AIM: Skip every picture and transcribe the remaining material exactly.

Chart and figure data
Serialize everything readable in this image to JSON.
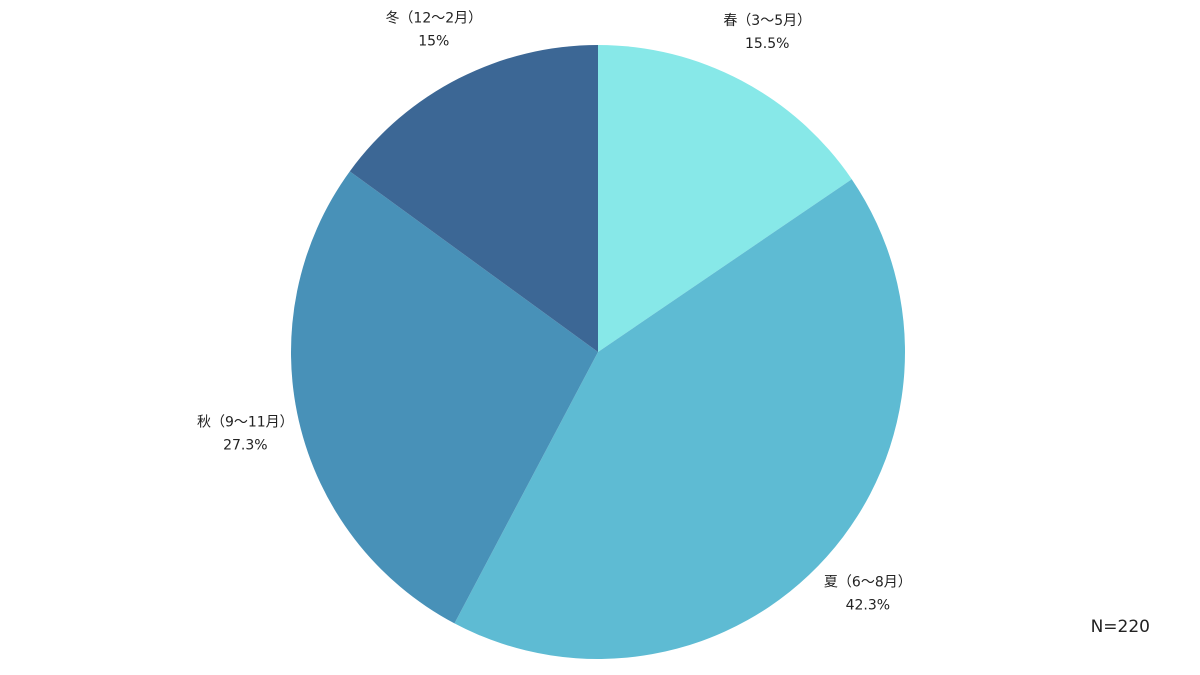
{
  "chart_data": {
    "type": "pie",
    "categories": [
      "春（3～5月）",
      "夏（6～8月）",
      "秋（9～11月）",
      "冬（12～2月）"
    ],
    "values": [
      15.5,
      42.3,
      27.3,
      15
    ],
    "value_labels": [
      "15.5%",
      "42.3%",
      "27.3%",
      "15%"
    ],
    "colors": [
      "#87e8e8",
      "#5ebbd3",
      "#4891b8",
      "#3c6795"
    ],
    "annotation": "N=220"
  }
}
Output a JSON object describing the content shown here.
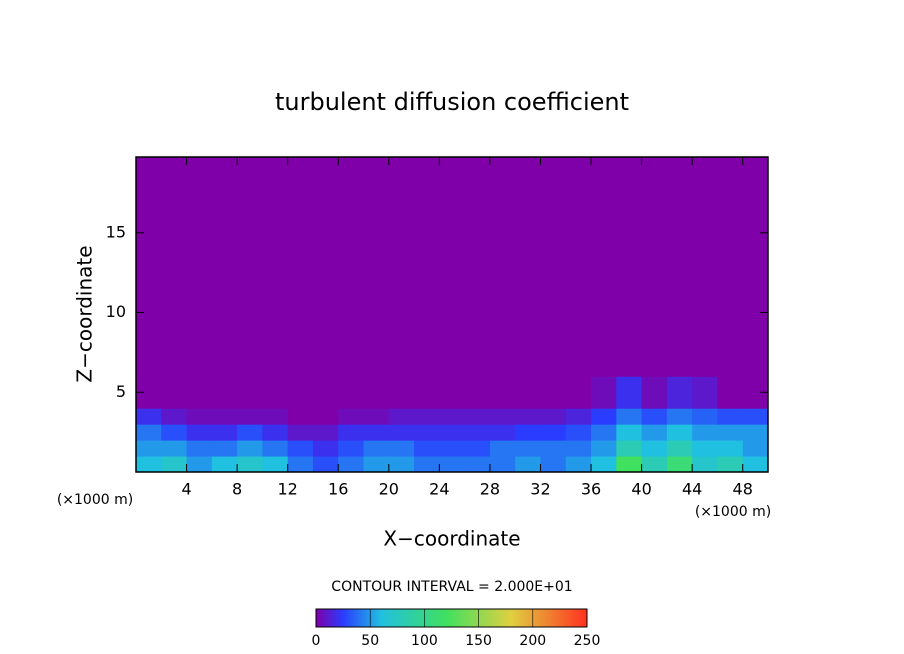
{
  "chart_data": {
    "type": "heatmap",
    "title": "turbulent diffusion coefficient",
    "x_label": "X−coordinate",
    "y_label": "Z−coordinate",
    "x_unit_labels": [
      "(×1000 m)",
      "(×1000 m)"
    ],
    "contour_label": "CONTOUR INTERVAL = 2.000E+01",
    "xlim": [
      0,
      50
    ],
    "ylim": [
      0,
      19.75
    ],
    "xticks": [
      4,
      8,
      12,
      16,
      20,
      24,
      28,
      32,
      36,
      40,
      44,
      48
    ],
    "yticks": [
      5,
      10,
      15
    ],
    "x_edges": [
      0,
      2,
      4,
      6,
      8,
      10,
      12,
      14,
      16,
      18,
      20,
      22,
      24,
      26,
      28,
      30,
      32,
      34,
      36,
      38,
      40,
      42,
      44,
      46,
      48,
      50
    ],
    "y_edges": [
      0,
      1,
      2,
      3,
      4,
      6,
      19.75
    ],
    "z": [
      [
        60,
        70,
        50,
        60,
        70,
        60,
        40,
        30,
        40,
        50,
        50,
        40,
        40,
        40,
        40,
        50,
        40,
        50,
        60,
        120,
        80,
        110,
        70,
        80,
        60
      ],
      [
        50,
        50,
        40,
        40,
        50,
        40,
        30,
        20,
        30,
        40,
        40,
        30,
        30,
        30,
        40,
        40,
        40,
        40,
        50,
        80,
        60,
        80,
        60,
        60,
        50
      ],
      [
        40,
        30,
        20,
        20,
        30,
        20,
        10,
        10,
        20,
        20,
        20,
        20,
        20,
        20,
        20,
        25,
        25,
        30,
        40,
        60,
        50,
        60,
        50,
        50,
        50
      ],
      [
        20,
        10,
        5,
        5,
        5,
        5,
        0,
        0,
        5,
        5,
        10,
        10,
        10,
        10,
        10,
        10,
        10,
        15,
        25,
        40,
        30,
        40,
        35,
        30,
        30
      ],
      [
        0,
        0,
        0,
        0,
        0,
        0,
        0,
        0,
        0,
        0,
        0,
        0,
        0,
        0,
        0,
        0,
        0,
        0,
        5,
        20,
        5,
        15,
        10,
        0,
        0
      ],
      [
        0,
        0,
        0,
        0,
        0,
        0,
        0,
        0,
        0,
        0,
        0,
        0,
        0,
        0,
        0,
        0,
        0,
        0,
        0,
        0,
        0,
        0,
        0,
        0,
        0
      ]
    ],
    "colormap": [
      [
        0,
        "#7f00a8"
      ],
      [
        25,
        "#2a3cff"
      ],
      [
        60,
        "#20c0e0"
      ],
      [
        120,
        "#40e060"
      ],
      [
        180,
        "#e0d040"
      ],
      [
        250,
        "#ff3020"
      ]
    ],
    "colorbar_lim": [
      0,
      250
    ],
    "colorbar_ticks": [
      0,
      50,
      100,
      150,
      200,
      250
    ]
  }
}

THE SOLUTION:
Serialize everything readable in this image to JSON.
{
  "chart_data": {
    "type": "pie",
    "categories": [
      "春（3～5月）",
      "夏（6～8月）",
      "秋（9～11月）",
      "冬（12～2月）"
    ],
    "values": [
      15.5,
      42.3,
      27.3,
      15
    ],
    "value_labels": [
      "15.5%",
      "42.3%",
      "27.3%",
      "15%"
    ],
    "colors": [
      "#87e8e8",
      "#5ebbd3",
      "#4891b8",
      "#3c6795"
    ],
    "annotation": "N=220"
  }
}
Output a JSON object describing the content shown here.
{
  "chart_data": {
    "type": "heatmap",
    "title": "turbulent diffusion coefficient",
    "x_label": "X−coordinate",
    "y_label": "Z−coordinate",
    "x_unit_labels": [
      "(×1000 m)",
      "(×1000 m)"
    ],
    "contour_label": "CONTOUR INTERVAL = 2.000E+01",
    "xlim": [
      0,
      50
    ],
    "ylim": [
      0,
      19.75
    ],
    "xticks": [
      4,
      8,
      12,
      16,
      20,
      24,
      28,
      32,
      36,
      40,
      44,
      48
    ],
    "yticks": [
      5,
      10,
      15
    ],
    "x_edges": [
      0,
      2,
      4,
      6,
      8,
      10,
      12,
      14,
      16,
      18,
      20,
      22,
      24,
      26,
      28,
      30,
      32,
      34,
      36,
      38,
      40,
      42,
      44,
      46,
      48,
      50
    ],
    "y_edges": [
      0,
      1,
      2,
      3,
      4,
      6,
      19.75
    ],
    "z": [
      [
        60,
        70,
        50,
        60,
        70,
        60,
        40,
        30,
        40,
        50,
        50,
        40,
        40,
        40,
        40,
        50,
        40,
        50,
        60,
        120,
        80,
        110,
        70,
        80,
        60
      ],
      [
        50,
        50,
        40,
        40,
        50,
        40,
        30,
        20,
        30,
        40,
        40,
        30,
        30,
        30,
        40,
        40,
        40,
        40,
        50,
        80,
        60,
        80,
        60,
        60,
        50
      ],
      [
        40,
        30,
        20,
        20,
        30,
        20,
        10,
        10,
        20,
        20,
        20,
        20,
        20,
        20,
        20,
        25,
        25,
        30,
        40,
        60,
        50,
        60,
        50,
        50,
        50
      ],
      [
        20,
        10,
        5,
        5,
        5,
        5,
        0,
        0,
        5,
        5,
        10,
        10,
        10,
        10,
        10,
        10,
        10,
        15,
        25,
        40,
        30,
        40,
        35,
        30,
        30
      ],
      [
        0,
        0,
        0,
        0,
        0,
        0,
        0,
        0,
        0,
        0,
        0,
        0,
        0,
        0,
        0,
        0,
        0,
        0,
        5,
        20,
        5,
        15,
        10,
        0,
        0
      ],
      [
        0,
        0,
        0,
        0,
        0,
        0,
        0,
        0,
        0,
        0,
        0,
        0,
        0,
        0,
        0,
        0,
        0,
        0,
        0,
        0,
        0,
        0,
        0,
        0,
        0
      ]
    ],
    "colormap": [
      [
        0,
        "#7f00a8"
      ],
      [
        25,
        "#2a3cff"
      ],
      [
        60,
        "#20c0e0"
      ],
      [
        120,
        "#40e060"
      ],
      [
        180,
        "#e0d040"
      ],
      [
        250,
        "#ff3020"
      ]
    ],
    "colorbar_lim": [
      0,
      250
    ],
    "colorbar_ticks": [
      0,
      50,
      100,
      150,
      200,
      250
    ]
  }
}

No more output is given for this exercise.